WHAT NEEDS TO BE DONE: Using the listing beneath this task, count the lines with the word "dermatitis" and write only the result.

EXERCISE INPUTS:
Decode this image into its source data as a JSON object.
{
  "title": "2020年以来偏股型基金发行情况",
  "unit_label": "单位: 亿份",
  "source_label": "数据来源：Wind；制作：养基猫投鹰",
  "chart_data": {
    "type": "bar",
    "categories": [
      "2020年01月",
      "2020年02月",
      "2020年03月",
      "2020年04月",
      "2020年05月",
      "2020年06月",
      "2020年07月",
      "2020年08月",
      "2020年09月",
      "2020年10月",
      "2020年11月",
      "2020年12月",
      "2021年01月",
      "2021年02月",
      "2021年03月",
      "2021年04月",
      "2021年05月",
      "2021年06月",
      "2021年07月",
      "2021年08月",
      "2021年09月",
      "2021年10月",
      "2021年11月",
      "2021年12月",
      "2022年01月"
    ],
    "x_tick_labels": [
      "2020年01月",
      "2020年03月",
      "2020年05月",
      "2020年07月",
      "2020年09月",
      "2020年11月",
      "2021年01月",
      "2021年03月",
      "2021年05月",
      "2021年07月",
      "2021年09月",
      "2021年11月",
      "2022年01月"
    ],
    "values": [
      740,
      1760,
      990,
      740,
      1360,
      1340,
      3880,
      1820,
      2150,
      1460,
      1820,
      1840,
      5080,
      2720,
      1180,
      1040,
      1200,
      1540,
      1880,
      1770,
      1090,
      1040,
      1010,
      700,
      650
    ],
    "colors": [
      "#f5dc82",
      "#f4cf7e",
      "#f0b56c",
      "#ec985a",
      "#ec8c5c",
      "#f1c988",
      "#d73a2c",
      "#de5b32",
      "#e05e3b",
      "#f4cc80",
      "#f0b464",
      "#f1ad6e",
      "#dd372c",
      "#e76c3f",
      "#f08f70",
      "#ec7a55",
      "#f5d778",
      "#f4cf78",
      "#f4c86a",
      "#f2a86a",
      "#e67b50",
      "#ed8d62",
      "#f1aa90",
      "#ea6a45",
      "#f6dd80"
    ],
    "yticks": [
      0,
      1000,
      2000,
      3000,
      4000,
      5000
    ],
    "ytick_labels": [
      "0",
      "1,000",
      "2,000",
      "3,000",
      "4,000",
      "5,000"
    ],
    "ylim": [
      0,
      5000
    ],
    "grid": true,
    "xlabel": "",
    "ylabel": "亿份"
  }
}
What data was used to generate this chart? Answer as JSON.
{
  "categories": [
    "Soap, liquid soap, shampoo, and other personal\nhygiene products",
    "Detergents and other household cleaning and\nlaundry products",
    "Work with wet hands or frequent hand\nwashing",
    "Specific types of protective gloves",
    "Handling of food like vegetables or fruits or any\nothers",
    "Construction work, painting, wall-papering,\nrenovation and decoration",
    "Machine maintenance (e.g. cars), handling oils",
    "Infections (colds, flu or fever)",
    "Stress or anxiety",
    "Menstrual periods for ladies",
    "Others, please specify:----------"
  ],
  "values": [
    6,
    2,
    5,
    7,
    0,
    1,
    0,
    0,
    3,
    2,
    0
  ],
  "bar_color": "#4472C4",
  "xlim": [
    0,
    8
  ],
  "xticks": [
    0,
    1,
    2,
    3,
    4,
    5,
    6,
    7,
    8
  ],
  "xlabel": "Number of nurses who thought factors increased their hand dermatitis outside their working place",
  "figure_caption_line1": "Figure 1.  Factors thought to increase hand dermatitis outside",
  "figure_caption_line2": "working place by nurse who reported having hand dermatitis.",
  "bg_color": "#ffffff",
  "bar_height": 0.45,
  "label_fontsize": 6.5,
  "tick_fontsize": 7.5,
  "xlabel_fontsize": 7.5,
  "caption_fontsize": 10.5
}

TASK SOLUTION: 3